◆ GOAL OF THE EXERCISE ◆
Report how many lines contain "Waves". Give the number and nothing else.

◆ EXERCISE DATA ◆
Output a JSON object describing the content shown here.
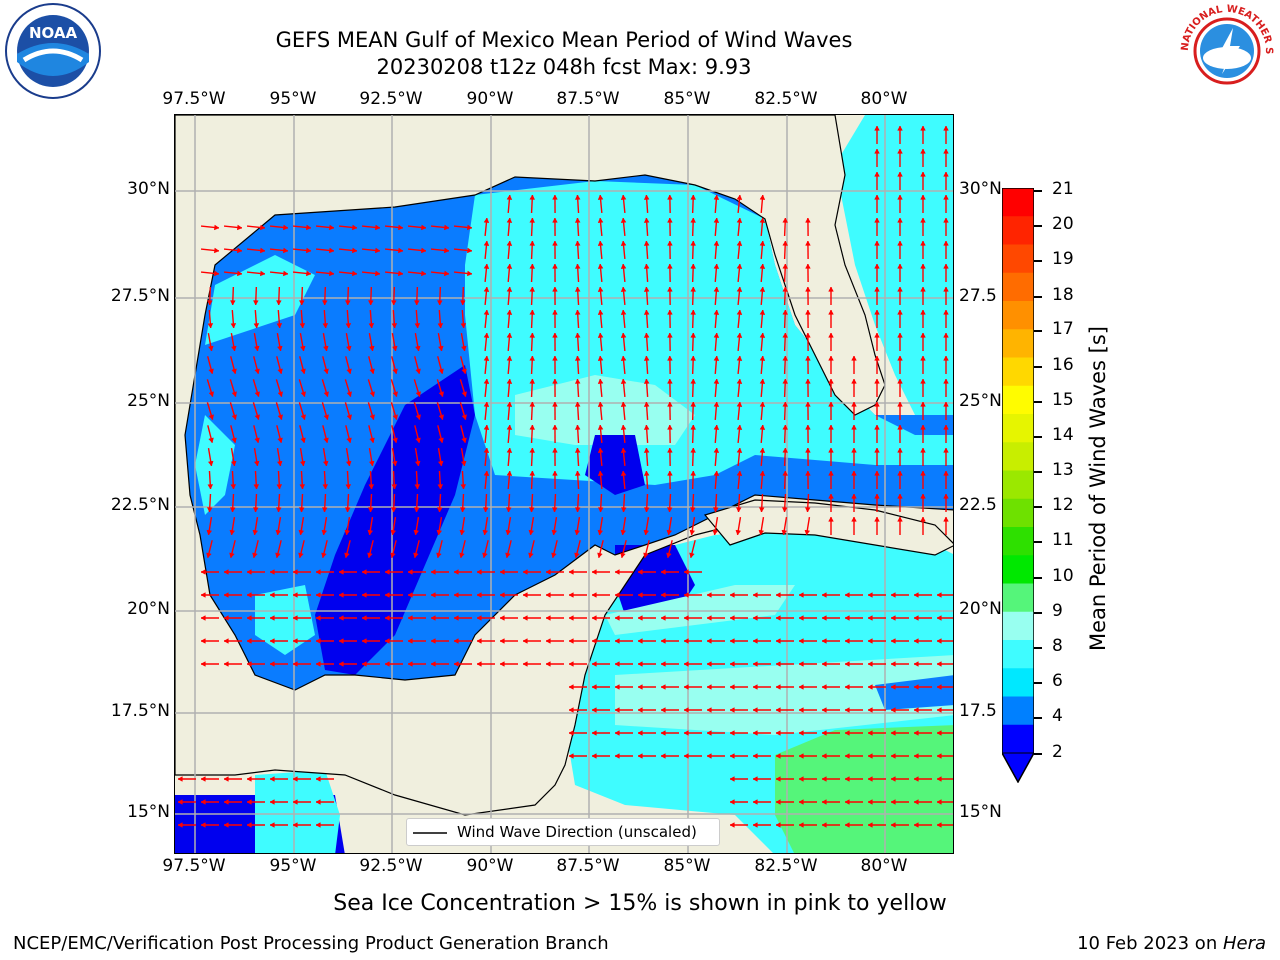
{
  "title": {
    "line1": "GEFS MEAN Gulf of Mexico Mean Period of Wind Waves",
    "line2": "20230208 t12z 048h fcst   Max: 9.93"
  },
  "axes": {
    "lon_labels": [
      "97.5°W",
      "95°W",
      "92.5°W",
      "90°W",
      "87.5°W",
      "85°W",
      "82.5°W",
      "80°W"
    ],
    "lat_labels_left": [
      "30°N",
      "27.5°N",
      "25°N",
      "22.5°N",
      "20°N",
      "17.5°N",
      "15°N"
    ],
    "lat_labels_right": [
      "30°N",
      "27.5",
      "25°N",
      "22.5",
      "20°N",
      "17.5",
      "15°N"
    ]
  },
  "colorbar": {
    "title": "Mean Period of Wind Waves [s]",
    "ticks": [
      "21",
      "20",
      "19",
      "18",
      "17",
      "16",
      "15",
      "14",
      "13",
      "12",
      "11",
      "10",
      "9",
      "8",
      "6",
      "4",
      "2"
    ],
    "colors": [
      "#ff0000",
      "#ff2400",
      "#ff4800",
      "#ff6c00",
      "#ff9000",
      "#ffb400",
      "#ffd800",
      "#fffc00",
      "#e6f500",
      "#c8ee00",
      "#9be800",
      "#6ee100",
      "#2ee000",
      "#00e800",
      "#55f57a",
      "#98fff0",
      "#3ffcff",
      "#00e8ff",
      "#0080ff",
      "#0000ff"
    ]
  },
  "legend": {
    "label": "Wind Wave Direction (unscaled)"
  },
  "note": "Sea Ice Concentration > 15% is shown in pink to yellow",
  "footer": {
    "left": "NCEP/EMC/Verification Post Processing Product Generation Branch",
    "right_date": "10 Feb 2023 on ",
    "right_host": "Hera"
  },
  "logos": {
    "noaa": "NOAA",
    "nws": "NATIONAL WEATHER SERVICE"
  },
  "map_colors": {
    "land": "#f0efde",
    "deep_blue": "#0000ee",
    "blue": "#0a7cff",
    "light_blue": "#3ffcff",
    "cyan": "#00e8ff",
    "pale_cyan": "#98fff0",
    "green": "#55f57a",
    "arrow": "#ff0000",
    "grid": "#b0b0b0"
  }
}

◆ RESULT OF THIS TASK ◆
2